Exactly reproduce the lines beginning with the line that includes "Type out the text in this image." and ending with the last line of the data.

------ RECORDS SHOWN ------

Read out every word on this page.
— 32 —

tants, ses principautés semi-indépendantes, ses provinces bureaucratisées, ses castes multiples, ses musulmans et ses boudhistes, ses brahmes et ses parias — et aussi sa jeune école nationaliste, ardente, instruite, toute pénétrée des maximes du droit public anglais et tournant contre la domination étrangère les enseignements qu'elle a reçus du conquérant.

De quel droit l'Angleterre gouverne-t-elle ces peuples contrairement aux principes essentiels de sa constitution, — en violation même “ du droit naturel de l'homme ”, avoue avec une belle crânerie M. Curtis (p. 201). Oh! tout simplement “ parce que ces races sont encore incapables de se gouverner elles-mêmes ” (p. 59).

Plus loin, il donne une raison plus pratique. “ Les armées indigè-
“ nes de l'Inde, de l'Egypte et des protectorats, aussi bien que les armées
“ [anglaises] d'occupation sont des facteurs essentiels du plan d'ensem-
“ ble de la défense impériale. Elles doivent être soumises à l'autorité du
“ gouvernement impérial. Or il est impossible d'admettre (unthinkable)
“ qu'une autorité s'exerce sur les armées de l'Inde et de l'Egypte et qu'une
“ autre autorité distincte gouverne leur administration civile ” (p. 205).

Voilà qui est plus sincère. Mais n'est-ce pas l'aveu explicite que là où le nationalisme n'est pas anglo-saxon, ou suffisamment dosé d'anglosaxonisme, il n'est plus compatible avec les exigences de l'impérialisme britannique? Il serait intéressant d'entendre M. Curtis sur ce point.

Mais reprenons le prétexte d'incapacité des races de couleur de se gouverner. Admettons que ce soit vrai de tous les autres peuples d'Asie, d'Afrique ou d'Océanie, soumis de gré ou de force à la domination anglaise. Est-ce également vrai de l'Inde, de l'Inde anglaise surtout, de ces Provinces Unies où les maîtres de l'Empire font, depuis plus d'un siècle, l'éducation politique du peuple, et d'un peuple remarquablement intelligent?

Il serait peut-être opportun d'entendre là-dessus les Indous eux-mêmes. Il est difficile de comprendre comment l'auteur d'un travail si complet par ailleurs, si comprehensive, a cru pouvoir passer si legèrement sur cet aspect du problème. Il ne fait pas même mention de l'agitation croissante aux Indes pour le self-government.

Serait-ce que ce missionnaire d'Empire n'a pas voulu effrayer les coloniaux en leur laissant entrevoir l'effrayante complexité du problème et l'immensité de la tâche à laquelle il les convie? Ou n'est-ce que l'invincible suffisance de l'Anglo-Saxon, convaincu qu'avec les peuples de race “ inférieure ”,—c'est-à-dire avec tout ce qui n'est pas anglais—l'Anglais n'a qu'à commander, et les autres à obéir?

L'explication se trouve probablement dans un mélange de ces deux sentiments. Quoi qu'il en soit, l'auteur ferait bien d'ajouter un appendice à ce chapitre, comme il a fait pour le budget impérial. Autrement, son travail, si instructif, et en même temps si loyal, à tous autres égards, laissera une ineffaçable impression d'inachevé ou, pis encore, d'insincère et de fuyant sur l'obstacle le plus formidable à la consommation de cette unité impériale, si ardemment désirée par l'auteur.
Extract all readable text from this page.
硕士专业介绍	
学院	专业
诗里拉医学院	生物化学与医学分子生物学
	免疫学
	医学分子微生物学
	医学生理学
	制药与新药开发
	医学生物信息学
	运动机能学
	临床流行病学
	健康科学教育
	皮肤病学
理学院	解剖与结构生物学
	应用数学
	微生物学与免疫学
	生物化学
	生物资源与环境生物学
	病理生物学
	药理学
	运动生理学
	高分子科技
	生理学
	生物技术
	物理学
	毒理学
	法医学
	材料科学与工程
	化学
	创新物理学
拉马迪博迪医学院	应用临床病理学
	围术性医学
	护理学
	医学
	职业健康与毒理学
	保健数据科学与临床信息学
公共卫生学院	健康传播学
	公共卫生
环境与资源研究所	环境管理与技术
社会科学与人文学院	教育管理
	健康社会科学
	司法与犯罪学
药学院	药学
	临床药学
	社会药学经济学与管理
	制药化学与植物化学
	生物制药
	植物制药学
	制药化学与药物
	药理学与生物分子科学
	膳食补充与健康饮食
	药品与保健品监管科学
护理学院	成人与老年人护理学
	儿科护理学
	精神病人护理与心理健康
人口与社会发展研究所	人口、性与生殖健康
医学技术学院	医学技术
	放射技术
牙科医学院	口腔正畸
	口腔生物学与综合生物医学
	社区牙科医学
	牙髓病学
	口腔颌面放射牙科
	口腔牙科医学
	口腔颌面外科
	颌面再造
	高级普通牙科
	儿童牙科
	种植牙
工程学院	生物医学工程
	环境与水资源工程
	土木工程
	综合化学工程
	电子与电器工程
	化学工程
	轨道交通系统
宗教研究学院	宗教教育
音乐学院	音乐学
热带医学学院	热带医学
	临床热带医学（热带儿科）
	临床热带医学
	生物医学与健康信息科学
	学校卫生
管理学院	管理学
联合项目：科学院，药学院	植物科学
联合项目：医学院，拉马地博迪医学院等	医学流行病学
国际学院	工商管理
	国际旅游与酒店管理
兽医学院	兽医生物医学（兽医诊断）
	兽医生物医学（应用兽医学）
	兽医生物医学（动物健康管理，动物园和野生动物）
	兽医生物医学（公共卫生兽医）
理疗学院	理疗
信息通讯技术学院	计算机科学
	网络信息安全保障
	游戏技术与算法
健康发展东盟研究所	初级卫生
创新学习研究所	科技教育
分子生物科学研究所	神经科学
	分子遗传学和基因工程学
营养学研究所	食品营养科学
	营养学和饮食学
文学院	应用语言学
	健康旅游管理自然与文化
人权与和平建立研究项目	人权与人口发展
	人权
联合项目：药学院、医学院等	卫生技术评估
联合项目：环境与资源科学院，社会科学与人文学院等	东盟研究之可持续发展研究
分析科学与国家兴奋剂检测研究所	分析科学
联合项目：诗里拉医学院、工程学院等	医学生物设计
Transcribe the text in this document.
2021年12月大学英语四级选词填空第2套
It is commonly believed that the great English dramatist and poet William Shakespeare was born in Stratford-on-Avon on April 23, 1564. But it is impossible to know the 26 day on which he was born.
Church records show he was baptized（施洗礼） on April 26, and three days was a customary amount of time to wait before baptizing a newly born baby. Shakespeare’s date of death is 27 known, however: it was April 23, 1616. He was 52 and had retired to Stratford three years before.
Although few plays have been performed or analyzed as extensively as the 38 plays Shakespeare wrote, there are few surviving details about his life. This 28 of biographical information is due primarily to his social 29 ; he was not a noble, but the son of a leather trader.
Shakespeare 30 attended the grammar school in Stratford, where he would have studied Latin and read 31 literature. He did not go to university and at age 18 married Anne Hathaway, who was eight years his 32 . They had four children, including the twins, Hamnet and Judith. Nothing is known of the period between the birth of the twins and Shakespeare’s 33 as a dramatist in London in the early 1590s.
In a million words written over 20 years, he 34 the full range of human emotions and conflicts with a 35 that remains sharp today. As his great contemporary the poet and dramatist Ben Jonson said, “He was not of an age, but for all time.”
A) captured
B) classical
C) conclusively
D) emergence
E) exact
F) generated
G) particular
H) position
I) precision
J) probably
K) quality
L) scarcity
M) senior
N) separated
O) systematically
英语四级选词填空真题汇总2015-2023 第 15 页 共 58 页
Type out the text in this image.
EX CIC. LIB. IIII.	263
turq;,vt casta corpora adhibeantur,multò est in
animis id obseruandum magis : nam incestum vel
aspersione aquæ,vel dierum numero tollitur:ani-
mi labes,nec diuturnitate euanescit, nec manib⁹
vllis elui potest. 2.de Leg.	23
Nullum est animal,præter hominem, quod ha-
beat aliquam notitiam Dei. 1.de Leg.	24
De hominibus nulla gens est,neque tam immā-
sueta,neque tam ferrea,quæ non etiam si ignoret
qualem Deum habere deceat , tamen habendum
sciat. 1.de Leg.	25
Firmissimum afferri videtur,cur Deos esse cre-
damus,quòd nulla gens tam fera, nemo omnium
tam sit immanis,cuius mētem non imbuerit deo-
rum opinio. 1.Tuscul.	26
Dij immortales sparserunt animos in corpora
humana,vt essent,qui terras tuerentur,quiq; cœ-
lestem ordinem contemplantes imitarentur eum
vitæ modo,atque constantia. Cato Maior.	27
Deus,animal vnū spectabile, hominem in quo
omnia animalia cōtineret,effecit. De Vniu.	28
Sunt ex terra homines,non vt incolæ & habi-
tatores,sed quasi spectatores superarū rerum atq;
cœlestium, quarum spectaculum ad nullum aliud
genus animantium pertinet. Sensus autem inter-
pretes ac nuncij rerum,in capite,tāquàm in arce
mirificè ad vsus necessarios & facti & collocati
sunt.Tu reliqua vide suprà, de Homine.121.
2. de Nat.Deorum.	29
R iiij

------

__WRITTEN ANSWER__:
Type out the text in this image.
EX CIC. LIB. IIII.	263
turq;,vt casta corpora adhibeantur,multò est in
animis id obseruandum magis : nam incestum vel
aspersione aquæ,vel dierum numero tollitur:ani-
mi labes,nec diuturnitate euanescit, nec manib⁹
vllis elui potest. 2.de Leg.	23
Nullum est animal,præter hominem, quod ha-
beat aliquam notitiam Dei. 1.de Leg.	24
De hominibus nulla gens est,neque tam immā-
sueta,neque tam ferrea,quæ non etiam si ignoret
qualem Deum habere deceat , tamen habendum
sciat. 1.de Leg.	25
Firmissimum afferri videtur,cur Deos esse cre-
damus,quòd nulla gens tam fera, nemo omnium
tam sit immanis,cuius mētem non imbuerit deo-
rum opinio. 1.Tuscul.	26
Dij immortales sparserunt animos in corpora
humana,vt essent,qui terras tuerentur,quiq; cœ-
lestem ordinem contemplantes imitarentur eum
vitæ modo,atque constantia. Cato Maior.	27
Deus,animal vnū spectabile, hominem in quo
omnia animalia cōtineret,effecit. De Vniu.	28
Sunt ex terra homines,non vt incolæ & habi-
tatores,sed quasi spectatores superarū rerum atq;
cœlestium, quarum spectaculum ad nullum aliud
genus animantium pertinet. Sensus autem inter-
pretes ac nuncij rerum,in capite,tāquàm in arce
mirificè ad vsus necessarios & facti & collocati
sunt.Tu reliqua vide suprà, de Homine.121.
2. de Nat.Deorum.	29
R iiij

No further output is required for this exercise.